TASK INSTRUCTIONS
Find each line with the string "Temperature" and report it.

TASK INPUTS

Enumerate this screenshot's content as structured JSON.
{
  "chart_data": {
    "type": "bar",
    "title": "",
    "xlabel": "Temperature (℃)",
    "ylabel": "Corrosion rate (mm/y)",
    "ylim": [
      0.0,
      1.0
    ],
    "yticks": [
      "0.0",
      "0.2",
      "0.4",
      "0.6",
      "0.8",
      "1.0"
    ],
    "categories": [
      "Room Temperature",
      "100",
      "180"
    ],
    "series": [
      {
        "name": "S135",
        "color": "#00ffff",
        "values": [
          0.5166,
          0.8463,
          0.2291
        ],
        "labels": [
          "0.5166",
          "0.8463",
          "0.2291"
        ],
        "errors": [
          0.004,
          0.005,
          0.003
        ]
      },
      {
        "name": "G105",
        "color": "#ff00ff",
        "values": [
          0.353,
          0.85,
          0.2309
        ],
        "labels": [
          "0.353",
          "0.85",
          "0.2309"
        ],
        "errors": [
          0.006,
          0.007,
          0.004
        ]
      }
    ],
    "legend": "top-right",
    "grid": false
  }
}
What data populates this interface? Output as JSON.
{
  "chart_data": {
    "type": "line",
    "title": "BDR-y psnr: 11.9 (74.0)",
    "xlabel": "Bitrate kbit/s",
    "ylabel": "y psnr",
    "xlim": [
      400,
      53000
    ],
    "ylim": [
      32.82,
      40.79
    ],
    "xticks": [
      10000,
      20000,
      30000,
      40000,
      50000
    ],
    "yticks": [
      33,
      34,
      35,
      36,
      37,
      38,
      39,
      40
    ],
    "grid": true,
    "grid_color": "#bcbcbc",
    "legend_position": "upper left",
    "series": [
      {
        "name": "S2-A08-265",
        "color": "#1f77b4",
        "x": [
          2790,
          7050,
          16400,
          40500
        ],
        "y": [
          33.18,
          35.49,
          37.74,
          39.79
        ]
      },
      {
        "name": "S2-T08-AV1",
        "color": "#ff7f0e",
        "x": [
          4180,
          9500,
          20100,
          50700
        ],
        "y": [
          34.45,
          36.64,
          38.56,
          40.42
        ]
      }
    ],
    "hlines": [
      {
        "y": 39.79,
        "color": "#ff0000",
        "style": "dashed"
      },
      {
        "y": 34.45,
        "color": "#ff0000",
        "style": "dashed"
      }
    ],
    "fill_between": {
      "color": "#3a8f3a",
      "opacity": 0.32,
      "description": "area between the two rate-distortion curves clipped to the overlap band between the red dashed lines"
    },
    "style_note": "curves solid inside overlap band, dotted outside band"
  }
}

TASK RESULT
    "xlabel": "Temperature (℃)",
      "Room Temperature",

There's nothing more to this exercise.